REQUEST - Leave out the pictures and restate the rest of the data exactly.
Start of THE RECORDS
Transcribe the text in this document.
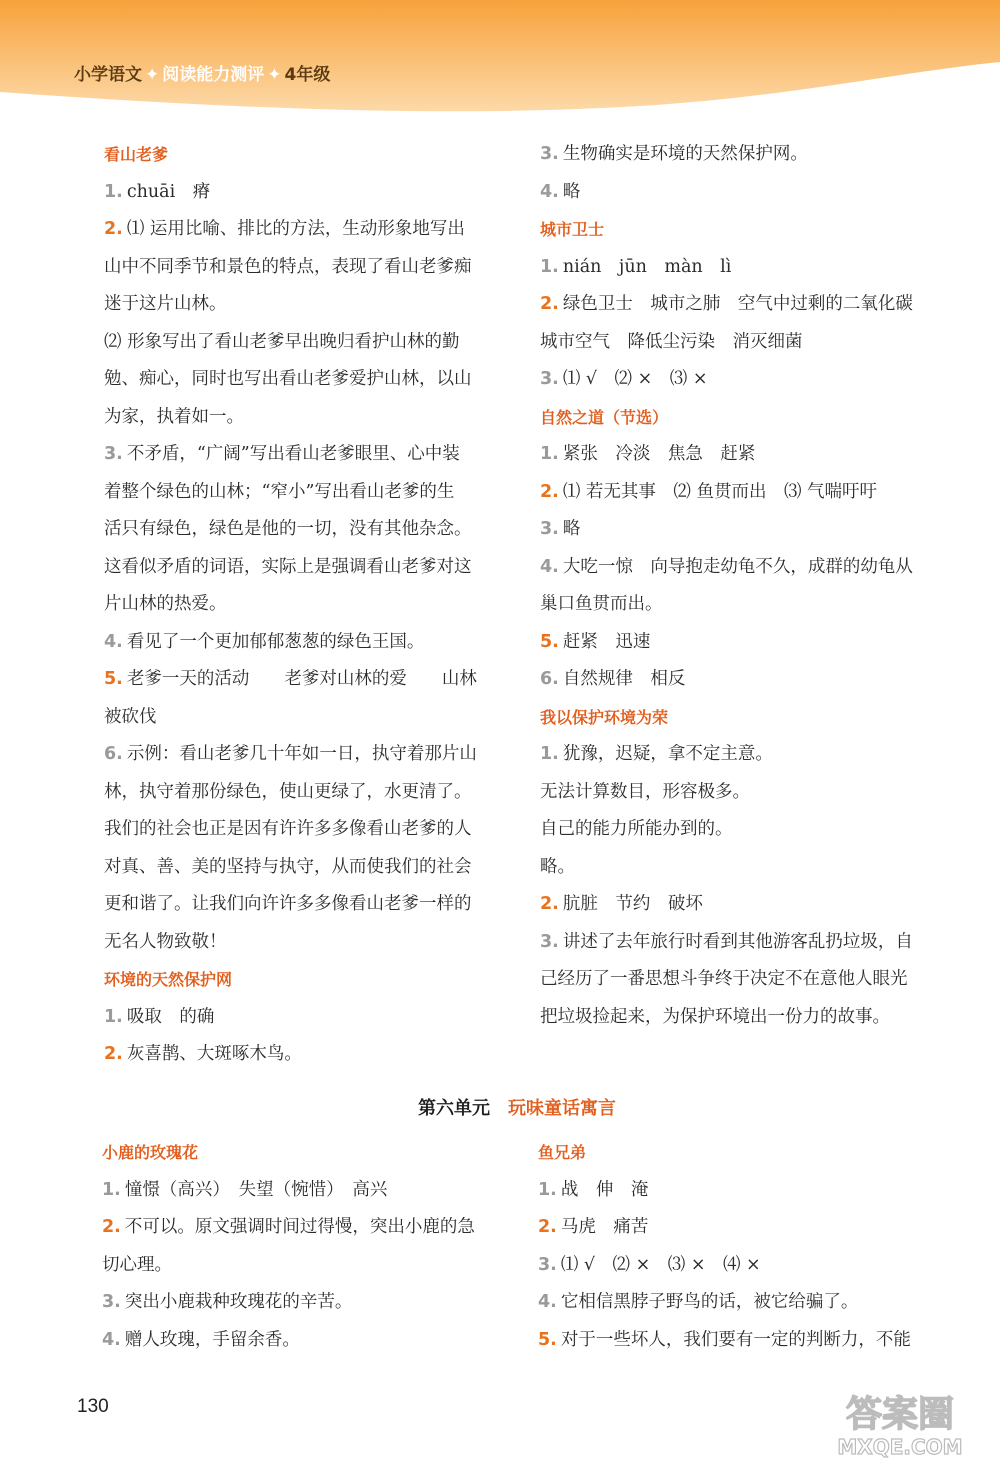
小学语文 ✦ 阅读能力测评 ✦ 4年级
看山老爹
1. chuāi　瘠
2. ⑴ 运用比喻、排比的方法，生动形象地写出
山中不同季节和景色的特点，表现了看山老爹痴
迷于这片山林。
⑵ 形象写出了看山老爹早出晚归看护山林的勤
勉、痴心，同时也写出看山老爹爱护山林，以山
为家，执着如一。
3. 不矛盾，“广阔”写出看山老爹眼里、心中装
着整个绿色的山林；“窄小”写出看山老爹的生
活只有绿色，绿色是他的一切，没有其他杂念。
这看似矛盾的词语，实际上是强调看山老爹对这
片山林的热爱。
4. 看见了一个更加郁郁葱葱的绿色王国。
5. 老爹一天的活动　　老爹对山林的爱　　山林
被砍伐
6. 示例：看山老爹几十年如一日，执守着那片山
林，执守着那份绿色，使山更绿了，水更清了。
我们的社会也正是因有许许多多像看山老爹的人
对真、善、美的坚持与执守，从而使我们的社会
更和谐了。让我们向许许多多像看山老爹一样的
无名人物致敬！
环境的天然保护网
1. 吸取　的确
2. 灰喜鹊、大斑啄木鸟。
3. 生物确实是环境的天然保护网。
4. 略
城市卫士
1. nián　jūn　màn　lì
2. 绿色卫士　城市之肺　空气中过剩的二氧化碳
城市空气　降低尘污染　消灭细菌
3. ⑴ √　⑵ ×　⑶ ×
自然之道（节选）
1. 紧张　冷淡　焦急　赶紧
2. ⑴ 若无其事　⑵ 鱼贯而出　⑶ 气喘吁吁
3. 略
4. 大吃一惊　向导抱走幼龟不久，成群的幼龟从
巢口鱼贯而出。
5. 赶紧　迅速
6. 自然规律　相反
我以保护环境为荣
1. 犹豫，迟疑，拿不定主意。
无法计算数目，形容极多。
自己的能力所能办到的。
略。
2. 肮脏　节约　破坏
3. 讲述了去年旅行时看到其他游客乱扔垃圾，自
己经历了一番思想斗争终于决定不在意他人眼光
把垃圾捡起来，为保护环境出一份力的故事。
第六单元 玩味童话寓言
小鹿的玫瑰花
1. 憧憬（高兴）　失望（惋惜）　高兴
2. 不可以。原文强调时间过得慢，突出小鹿的急
切心理。
3. 突出小鹿栽种玫瑰花的辛苦。
4. 赠人玫瑰，手留余香。
鱼兄弟
1. 战　伸　淹
2. 马虎　痛苦
3. ⑴ √　⑵ ×　⑶ ×　⑷ ×
4. 它相信黑脖子野鸟的话，被它给骗了。
5. 对于一些坏人，我们要有一定的判断力，不能
130	答案圈
MXQE.COM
End of THE RECORDS
EXERCISE ANSWER -
Transcribe the text in this document.
小学语文 ✦ 阅读能力测评 ✦ 4年级
看山老爹
1. chuāi　瘠
2. ⑴ 运用比喻、排比的方法，生动形象地写出
山中不同季节和景色的特点，表现了看山老爹痴
迷于这片山林。
⑵ 形象写出了看山老爹早出晚归看护山林的勤
勉、痴心，同时也写出看山老爹爱护山林，以山
为家，执着如一。
3. 不矛盾，“广阔”写出看山老爹眼里、心中装
着整个绿色的山林；“窄小”写出看山老爹的生
活只有绿色，绿色是他的一切，没有其他杂念。
这看似矛盾的词语，实际上是强调看山老爹对这
片山林的热爱。
4. 看见了一个更加郁郁葱葱的绿色王国。
5. 老爹一天的活动　　老爹对山林的爱　　山林
被砍伐
6. 示例：看山老爹几十年如一日，执守着那片山
林，执守着那份绿色，使山更绿了，水更清了。
我们的社会也正是因有许许多多像看山老爹的人
对真、善、美的坚持与执守，从而使我们的社会
更和谐了。让我们向许许多多像看山老爹一样的
无名人物致敬！
环境的天然保护网
1. 吸取　的确
2. 灰喜鹊、大斑啄木鸟。
3. 生物确实是环境的天然保护网。
4. 略
城市卫士
1. nián　jūn　màn　lì
2. 绿色卫士　城市之肺　空气中过剩的二氧化碳
城市空气　降低尘污染　消灭细菌
3. ⑴ √　⑵ ×　⑶ ×
自然之道（节选）
1. 紧张　冷淡　焦急　赶紧
2. ⑴ 若无其事　⑵ 鱼贯而出　⑶ 气喘吁吁
3. 略
4. 大吃一惊　向导抱走幼龟不久，成群的幼龟从
巢口鱼贯而出。
5. 赶紧　迅速
6. 自然规律　相反
我以保护环境为荣
1. 犹豫，迟疑，拿不定主意。
无法计算数目，形容极多。
自己的能力所能办到的。
略。
2. 肮脏　节约　破坏
3. 讲述了去年旅行时看到其他游客乱扔垃圾，自
己经历了一番思想斗争终于决定不在意他人眼光
把垃圾捡起来，为保护环境出一份力的故事。
第六单元 玩味童话寓言
小鹿的玫瑰花
1. 憧憬（高兴）　失望（惋惜）　高兴
2. 不可以。原文强调时间过得慢，突出小鹿的急
切心理。
3. 突出小鹿栽种玫瑰花的辛苦。
4. 赠人玫瑰，手留余香。
鱼兄弟
1. 战　伸　淹
2. 马虎　痛苦
3. ⑴ √　⑵ ×　⑶ ×　⑷ ×
4. 它相信黑脖子野鸟的话，被它给骗了。
5. 对于一些坏人，我们要有一定的判断力，不能
130	答案圈
MXQE.COM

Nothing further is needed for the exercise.